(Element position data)
———

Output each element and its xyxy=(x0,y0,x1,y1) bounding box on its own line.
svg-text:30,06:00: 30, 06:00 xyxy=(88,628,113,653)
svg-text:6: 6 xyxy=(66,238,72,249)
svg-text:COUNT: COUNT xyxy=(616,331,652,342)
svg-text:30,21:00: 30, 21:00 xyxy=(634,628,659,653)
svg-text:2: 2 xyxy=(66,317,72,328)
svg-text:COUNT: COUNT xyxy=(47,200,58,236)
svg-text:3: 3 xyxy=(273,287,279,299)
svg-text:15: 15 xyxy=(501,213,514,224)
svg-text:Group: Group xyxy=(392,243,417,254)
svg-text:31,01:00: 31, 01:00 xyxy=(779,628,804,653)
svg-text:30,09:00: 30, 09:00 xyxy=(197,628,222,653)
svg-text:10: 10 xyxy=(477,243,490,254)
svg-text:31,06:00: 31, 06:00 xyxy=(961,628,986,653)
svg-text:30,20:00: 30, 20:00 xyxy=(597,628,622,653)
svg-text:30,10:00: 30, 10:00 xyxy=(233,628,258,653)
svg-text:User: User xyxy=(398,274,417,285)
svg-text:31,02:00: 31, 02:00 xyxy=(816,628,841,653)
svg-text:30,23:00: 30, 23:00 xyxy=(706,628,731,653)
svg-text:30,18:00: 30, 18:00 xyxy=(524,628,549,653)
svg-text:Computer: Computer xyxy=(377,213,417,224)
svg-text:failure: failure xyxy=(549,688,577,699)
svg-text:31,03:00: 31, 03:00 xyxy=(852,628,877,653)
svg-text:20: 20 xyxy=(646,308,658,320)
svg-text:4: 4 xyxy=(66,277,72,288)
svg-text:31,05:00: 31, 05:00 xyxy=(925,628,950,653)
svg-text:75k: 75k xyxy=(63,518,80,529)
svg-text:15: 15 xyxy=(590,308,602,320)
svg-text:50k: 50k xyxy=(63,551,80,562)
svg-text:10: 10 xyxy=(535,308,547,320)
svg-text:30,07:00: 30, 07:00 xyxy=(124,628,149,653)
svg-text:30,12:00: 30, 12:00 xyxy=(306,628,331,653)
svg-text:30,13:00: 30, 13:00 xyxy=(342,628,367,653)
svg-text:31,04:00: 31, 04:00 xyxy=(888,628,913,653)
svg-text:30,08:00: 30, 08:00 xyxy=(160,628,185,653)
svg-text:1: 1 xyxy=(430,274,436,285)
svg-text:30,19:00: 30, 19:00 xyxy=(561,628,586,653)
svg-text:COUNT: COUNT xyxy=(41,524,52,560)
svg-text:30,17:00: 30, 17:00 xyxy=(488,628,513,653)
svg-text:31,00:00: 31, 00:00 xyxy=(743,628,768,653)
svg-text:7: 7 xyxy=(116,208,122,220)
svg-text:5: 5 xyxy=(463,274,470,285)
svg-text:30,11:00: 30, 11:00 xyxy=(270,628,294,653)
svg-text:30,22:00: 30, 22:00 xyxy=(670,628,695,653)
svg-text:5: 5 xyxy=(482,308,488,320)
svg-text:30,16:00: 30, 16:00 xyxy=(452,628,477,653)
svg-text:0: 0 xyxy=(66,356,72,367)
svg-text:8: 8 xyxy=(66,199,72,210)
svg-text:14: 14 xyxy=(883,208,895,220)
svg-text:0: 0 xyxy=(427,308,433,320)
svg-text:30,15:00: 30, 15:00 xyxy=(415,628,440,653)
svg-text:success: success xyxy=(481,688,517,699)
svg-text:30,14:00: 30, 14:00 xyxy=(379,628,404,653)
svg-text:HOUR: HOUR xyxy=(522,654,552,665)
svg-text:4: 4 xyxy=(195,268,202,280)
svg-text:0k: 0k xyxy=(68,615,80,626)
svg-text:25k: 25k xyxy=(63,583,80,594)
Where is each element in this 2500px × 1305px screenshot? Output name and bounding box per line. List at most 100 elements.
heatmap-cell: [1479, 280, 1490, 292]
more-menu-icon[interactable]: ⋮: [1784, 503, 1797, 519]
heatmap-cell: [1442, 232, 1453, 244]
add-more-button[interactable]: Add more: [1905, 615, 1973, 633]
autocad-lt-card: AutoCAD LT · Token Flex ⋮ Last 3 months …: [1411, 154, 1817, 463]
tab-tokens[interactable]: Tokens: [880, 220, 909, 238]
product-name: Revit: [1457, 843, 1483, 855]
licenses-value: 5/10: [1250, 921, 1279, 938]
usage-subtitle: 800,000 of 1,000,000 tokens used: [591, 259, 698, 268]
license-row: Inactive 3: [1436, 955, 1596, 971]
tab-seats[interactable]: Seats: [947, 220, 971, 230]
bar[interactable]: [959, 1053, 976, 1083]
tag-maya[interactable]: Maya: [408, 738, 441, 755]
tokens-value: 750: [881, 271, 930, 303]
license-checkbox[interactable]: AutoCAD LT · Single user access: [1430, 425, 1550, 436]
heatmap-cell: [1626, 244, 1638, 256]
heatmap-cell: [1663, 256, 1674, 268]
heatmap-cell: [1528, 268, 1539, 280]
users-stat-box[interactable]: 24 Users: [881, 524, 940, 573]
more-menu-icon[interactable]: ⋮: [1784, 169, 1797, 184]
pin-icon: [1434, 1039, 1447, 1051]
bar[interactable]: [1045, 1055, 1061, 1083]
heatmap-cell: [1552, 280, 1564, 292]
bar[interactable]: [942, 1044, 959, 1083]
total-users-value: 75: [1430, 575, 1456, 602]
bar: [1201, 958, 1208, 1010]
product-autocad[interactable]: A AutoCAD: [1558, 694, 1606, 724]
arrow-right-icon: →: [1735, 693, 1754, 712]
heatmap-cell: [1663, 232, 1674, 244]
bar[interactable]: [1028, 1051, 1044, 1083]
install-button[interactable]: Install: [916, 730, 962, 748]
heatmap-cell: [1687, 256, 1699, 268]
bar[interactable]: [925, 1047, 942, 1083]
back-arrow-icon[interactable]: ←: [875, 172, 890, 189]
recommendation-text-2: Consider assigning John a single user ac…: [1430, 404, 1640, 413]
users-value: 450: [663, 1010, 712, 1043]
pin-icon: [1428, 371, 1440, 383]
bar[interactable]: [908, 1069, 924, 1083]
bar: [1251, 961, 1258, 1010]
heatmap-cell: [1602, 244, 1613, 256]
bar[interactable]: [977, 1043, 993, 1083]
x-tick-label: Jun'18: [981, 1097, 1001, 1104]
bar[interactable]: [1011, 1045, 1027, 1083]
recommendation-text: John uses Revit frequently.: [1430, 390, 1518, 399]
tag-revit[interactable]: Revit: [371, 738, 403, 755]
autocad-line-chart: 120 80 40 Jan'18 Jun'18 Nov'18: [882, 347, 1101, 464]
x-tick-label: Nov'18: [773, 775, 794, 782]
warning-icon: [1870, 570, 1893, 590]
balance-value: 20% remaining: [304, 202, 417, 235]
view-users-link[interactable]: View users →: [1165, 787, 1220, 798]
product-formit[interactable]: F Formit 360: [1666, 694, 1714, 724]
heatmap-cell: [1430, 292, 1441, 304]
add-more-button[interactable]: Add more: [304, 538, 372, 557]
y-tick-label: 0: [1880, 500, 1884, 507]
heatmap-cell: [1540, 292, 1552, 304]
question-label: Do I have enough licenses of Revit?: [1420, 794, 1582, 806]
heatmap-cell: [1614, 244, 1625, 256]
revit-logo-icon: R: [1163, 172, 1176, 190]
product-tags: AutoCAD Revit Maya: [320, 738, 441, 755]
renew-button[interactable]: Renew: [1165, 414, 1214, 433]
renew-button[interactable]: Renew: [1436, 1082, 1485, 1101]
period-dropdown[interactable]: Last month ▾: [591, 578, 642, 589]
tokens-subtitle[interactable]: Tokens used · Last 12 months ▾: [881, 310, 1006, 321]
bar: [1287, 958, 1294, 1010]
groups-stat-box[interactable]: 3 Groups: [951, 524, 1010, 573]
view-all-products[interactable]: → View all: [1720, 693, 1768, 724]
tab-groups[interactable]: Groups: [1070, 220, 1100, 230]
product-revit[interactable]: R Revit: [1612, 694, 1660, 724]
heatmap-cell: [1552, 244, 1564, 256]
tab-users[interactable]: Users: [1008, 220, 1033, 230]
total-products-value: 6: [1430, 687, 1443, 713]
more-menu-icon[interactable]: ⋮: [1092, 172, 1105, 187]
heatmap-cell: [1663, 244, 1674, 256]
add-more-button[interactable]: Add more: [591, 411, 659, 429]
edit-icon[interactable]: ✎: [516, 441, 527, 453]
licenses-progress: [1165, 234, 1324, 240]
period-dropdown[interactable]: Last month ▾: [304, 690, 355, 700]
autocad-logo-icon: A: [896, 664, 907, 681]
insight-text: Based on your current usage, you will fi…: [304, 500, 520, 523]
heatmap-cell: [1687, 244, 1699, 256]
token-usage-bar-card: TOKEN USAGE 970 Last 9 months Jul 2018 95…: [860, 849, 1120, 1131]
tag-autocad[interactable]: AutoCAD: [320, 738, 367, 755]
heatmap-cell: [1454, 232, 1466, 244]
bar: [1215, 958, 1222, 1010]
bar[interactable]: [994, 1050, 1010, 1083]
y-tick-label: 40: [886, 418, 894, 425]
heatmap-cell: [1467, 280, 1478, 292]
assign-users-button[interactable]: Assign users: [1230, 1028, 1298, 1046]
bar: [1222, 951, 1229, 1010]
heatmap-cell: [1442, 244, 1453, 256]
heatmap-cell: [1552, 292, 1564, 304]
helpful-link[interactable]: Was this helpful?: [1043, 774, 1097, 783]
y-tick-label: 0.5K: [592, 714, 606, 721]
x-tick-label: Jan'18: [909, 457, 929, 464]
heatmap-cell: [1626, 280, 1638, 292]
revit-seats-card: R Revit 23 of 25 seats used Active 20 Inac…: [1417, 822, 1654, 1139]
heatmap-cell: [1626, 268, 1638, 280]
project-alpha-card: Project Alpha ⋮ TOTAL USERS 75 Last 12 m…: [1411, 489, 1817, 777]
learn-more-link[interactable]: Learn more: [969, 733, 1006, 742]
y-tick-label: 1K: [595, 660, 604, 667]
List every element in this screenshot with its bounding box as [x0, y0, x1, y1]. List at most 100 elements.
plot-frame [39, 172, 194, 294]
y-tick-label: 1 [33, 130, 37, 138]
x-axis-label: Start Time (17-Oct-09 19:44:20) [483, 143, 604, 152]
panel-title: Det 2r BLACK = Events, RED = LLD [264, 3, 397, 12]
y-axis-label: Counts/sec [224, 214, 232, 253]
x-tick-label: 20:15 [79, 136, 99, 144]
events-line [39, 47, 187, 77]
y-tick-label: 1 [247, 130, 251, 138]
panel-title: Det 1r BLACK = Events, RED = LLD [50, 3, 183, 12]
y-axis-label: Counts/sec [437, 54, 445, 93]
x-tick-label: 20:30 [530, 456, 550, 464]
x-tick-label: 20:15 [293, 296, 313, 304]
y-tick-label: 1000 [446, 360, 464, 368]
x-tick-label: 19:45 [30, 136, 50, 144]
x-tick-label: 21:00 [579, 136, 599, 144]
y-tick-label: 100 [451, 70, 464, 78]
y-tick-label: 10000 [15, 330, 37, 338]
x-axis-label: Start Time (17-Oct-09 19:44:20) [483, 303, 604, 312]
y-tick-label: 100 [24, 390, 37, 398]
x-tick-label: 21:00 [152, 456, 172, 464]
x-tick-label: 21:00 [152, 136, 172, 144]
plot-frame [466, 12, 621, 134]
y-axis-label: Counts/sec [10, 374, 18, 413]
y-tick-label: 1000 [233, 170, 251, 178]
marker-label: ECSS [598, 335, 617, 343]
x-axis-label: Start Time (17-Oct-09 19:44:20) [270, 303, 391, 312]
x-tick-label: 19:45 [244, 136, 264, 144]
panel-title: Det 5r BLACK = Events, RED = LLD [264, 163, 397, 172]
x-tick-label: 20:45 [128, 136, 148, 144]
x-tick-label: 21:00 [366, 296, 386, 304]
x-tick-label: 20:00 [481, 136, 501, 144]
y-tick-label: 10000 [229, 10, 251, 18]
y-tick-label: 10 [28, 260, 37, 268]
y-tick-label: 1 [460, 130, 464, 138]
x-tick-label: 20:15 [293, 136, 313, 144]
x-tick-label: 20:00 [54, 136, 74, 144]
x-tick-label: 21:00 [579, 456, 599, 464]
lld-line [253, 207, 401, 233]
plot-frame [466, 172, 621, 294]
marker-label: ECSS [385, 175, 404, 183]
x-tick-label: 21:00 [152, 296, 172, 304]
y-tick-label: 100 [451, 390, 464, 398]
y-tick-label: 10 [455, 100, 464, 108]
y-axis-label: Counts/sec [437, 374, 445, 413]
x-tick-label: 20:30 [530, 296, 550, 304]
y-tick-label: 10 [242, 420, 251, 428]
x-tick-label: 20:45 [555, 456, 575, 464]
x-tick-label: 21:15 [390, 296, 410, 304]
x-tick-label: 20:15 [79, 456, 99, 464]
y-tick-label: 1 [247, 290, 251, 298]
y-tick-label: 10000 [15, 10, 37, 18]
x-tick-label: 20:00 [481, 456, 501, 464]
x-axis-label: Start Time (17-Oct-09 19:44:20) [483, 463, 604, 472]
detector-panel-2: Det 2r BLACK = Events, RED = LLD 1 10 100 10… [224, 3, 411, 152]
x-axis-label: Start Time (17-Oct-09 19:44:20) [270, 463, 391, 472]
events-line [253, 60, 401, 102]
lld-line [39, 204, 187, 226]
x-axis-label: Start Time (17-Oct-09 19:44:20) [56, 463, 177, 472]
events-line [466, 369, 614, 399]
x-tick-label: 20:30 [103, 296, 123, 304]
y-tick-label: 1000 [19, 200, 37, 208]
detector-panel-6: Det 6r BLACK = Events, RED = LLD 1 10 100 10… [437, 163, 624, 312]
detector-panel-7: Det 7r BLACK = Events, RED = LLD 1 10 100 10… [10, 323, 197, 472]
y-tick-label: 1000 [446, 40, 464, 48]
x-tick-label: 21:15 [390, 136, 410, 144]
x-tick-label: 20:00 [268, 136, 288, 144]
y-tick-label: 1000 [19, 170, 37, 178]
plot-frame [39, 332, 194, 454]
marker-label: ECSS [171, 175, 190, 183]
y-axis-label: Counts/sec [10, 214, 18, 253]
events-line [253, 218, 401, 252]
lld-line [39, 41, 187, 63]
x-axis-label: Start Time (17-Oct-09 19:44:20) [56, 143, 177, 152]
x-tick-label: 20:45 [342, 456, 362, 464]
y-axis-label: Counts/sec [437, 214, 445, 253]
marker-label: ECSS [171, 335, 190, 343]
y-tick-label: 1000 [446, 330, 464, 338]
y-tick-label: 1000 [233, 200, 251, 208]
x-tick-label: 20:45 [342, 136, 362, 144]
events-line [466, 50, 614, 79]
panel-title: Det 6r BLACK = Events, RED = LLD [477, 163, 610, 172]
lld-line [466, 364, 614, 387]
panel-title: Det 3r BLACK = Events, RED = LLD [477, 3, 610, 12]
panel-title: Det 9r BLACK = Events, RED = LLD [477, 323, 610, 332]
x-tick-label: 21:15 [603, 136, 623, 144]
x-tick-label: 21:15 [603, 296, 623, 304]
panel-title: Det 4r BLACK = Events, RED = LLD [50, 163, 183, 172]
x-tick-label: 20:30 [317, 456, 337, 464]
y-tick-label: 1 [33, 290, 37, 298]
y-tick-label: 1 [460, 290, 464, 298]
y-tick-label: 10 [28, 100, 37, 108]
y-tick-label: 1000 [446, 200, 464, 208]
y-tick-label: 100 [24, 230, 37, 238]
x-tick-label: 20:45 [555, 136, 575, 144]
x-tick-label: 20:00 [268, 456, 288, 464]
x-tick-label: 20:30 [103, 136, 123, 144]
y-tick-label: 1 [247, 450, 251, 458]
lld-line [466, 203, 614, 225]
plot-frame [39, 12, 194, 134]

———

● **Given problem**
Would you retype the rows character for character, from the first line through the line containing "svg-text:15: 15 xyxy=(590,308,602,320)"?

● **Answer**
Output each element and its xyxy=(x0,y0,x1,y1) bounding box on its own line.
svg-text:30,06:00: 30, 06:00 xyxy=(88,628,113,653)
svg-text:6: 6 xyxy=(66,238,72,249)
svg-text:COUNT: COUNT xyxy=(616,331,652,342)
svg-text:30,21:00: 30, 21:00 xyxy=(634,628,659,653)
svg-text:2: 2 xyxy=(66,317,72,328)
svg-text:COUNT: COUNT xyxy=(47,200,58,236)
svg-text:3: 3 xyxy=(273,287,279,299)
svg-text:15: 15 xyxy=(501,213,514,224)
svg-text:Group: Group xyxy=(392,243,417,254)
svg-text:31,01:00: 31, 01:00 xyxy=(779,628,804,653)
svg-text:30,09:00: 30, 09:00 xyxy=(197,628,222,653)
svg-text:10: 10 xyxy=(477,243,490,254)
svg-text:31,06:00: 31, 06:00 xyxy=(961,628,986,653)
svg-text:30,20:00: 30, 20:00 xyxy=(597,628,622,653)
svg-text:30,10:00: 30, 10:00 xyxy=(233,628,258,653)
svg-text:User: User xyxy=(398,274,417,285)
svg-text:31,02:00: 31, 02:00 xyxy=(816,628,841,653)
svg-text:30,23:00: 30, 23:00 xyxy=(706,628,731,653)
svg-text:30,18:00: 30, 18:00 xyxy=(524,628,549,653)
svg-text:Computer: Computer xyxy=(377,213,417,224)
svg-text:failure: failure xyxy=(549,688,577,699)
svg-text:31,03:00: 31, 03:00 xyxy=(852,628,877,653)
svg-text:20: 20 xyxy=(646,308,658,320)
svg-text:4: 4 xyxy=(66,277,72,288)
svg-text:31,05:00: 31, 05:00 xyxy=(925,628,950,653)
svg-text:75k: 75k xyxy=(63,518,80,529)
svg-text:15: 15 xyxy=(590,308,602,320)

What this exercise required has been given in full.